### Selected text
· · ·
|01-01-2015, 04:37 PM||#1|
Just Farkin' GO
Joined: Jun 2011
Location: Fightertown, USA
Poor Decision Paul's Northern Tour
I know, I know. Plenty of dumb people have wandered from somewhere else to Alaska's Prudhoe Bay. It's not necessarily impressive, difficult, dangerous nor new. But like so many others before me, I had the itch to explore "America's Last Frontier."
Sometime in the spring of 2014, after a job site visit, while I was throwing back an absurd quantity of overpriced drinks at a company dinner in Indianapolis, I brazenly mentioned to one of my several bosses that I was thinking about riding to Alaska in the summer. He was actually my boss's boss, and we were part of a 4-wheeling group of dudes who had a Moab trip planned with some other co-workers for Memorial Day.
· · ·
### Entries provided
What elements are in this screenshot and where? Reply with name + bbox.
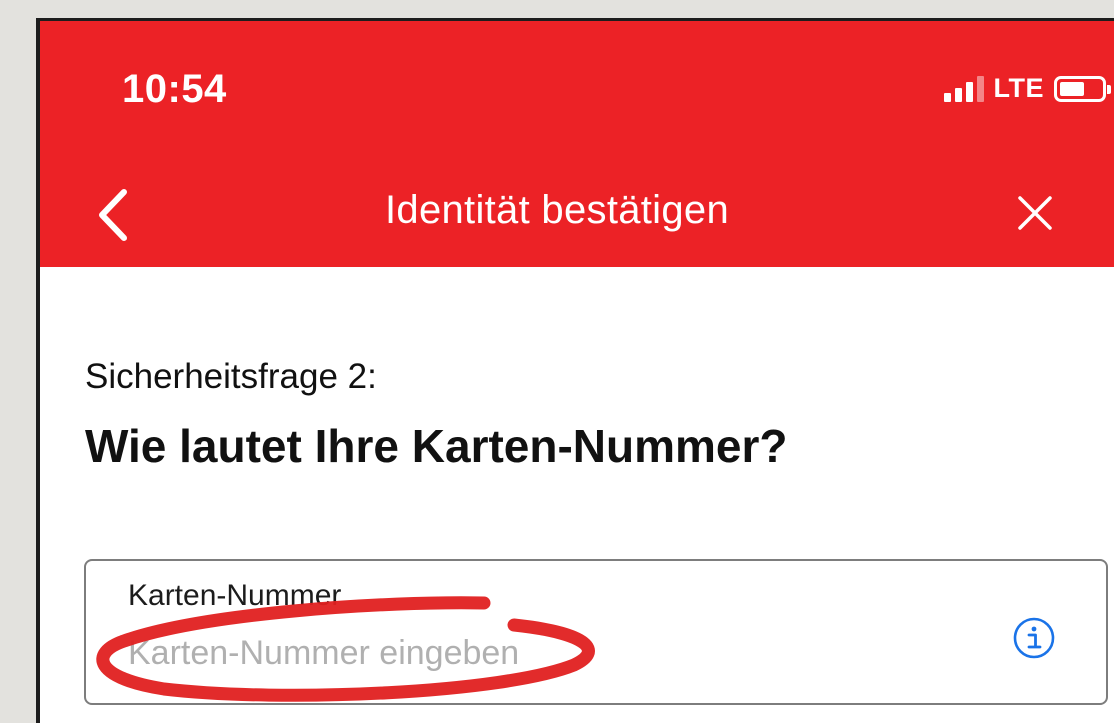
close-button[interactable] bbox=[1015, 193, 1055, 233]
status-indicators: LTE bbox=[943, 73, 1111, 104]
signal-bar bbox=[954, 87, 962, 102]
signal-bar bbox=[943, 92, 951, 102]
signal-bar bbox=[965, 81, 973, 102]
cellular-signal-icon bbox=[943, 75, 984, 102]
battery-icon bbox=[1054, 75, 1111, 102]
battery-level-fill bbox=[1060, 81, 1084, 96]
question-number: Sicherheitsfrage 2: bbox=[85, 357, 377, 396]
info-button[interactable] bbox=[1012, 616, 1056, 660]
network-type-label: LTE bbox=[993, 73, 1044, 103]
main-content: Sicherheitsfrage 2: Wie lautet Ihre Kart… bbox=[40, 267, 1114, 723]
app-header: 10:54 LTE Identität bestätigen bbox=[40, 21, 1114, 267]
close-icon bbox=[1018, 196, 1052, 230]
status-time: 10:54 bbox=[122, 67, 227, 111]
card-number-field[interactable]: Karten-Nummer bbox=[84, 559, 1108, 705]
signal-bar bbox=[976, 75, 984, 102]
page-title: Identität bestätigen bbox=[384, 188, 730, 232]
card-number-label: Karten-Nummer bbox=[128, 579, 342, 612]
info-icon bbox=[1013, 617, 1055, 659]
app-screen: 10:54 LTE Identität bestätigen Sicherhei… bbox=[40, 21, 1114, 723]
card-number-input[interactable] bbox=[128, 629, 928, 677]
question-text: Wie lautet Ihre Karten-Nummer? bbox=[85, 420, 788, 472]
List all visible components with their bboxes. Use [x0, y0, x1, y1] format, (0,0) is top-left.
· · ·
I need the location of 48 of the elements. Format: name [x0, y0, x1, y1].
· · ·
### Task set
1. In the Alaska trip post, in which city was the company dinner where the writer mentioned riding to Alaska?
2. Summarize the Alaska trip post in two sentences.
3. Pull out everything in the Alaska trip post from "Sometime in the" down to "for Memorial Day.".

### Answer set
1. Indianapolis.

2. The writer admits that many people have already traveled to Alaska's Prudhoe Bay but says they still had the itch to explore "America's Last Frontier." In spring 2014, at a company dinner in Indianapolis, the writer told their boss's boss about thinking of riding to Alaska that summer; the two were part of a 4-wheeling group with a Moab trip planned for Memorial Day.

3.
Sometime in the spring of 2014, after a job site visit, while I was throwing back an absurd quantity of overpriced drinks at a company dinner in Indianapolis, I brazenly mentioned to one of my several bosses that I was thinking about riding to Alaska in the summer. He was actually my boss's boss, and we were part of a 4-wheeling group of dudes who had a Moab trip planned with some other co-workers for Memorial Day.